Below are the records. Gather each line that holds "ovládané".

----- Materials provided

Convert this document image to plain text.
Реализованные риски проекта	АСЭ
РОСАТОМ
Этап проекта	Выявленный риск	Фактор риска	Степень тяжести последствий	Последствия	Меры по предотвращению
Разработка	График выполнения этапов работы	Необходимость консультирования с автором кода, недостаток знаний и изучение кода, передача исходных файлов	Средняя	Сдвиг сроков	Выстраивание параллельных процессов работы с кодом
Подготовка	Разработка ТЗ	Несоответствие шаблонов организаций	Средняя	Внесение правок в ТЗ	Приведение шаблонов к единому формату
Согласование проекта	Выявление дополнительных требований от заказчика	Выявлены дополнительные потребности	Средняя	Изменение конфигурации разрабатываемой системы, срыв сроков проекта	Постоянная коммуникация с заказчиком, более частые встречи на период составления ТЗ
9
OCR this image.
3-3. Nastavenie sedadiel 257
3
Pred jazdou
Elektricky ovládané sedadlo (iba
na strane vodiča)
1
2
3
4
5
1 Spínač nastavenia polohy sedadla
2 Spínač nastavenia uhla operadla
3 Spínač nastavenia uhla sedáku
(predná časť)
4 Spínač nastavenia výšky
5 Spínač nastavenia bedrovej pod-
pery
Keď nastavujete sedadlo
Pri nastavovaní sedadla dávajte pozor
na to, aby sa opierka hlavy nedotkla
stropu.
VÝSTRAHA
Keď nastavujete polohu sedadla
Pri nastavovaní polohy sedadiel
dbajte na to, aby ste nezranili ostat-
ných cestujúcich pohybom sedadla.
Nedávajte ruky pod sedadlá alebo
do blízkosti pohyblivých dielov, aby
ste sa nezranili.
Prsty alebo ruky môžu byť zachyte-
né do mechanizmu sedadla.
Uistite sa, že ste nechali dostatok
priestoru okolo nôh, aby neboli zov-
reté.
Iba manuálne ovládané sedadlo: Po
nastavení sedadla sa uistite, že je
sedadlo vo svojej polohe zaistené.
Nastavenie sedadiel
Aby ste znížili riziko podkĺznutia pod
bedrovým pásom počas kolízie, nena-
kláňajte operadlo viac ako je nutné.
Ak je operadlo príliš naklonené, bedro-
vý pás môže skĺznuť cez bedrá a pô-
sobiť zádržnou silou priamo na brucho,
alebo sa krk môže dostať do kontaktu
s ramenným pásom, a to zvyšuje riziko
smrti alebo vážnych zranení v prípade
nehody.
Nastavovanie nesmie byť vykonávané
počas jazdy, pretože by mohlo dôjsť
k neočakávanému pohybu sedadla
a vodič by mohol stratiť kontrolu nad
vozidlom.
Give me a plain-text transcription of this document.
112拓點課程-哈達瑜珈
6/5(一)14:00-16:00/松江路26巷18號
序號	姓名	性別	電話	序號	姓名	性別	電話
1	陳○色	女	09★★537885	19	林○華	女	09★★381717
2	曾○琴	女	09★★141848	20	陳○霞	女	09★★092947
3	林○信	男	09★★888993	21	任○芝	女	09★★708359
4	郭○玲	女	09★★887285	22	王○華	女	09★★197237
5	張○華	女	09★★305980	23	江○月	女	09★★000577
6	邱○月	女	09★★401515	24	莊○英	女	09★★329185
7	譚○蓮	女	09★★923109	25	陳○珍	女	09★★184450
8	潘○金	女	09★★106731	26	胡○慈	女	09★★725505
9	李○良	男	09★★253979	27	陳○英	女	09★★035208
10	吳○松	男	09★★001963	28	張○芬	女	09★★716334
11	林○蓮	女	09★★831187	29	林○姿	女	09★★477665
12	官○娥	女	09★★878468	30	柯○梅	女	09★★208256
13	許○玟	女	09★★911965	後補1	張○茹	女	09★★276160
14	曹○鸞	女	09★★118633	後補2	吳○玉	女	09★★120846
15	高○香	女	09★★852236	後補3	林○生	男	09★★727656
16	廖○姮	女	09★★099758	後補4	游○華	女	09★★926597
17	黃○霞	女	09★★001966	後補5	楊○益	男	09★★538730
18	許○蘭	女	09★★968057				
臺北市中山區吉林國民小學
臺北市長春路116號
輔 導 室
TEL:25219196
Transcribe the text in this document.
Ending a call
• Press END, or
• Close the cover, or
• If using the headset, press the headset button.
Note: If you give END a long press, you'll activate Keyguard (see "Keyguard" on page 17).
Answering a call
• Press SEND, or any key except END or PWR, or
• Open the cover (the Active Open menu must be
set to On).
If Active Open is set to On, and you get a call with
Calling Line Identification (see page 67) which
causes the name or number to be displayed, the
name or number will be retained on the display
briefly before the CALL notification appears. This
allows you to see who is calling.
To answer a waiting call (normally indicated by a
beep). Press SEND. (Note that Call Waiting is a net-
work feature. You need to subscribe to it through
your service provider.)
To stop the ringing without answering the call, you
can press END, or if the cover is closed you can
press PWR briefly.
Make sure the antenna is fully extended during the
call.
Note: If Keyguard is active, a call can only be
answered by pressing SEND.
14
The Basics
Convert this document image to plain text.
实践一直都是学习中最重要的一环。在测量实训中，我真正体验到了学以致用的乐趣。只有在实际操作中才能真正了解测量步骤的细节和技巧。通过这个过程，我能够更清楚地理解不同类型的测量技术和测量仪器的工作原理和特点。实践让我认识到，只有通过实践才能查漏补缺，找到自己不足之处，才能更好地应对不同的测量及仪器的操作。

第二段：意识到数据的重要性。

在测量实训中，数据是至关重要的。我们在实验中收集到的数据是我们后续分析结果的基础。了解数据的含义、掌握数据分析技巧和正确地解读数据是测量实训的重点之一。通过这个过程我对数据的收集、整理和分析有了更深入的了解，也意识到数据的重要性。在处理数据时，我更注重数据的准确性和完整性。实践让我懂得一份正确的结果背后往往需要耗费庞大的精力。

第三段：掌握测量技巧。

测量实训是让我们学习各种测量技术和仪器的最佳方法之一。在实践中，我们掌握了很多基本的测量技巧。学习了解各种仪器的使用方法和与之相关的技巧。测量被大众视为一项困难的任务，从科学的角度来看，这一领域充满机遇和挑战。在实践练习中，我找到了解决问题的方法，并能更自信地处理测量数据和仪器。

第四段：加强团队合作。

----------

* [Written solution]:
Elektricky ovládané sedadlo (iba
Iba manuálne ovládané sedadlo: Po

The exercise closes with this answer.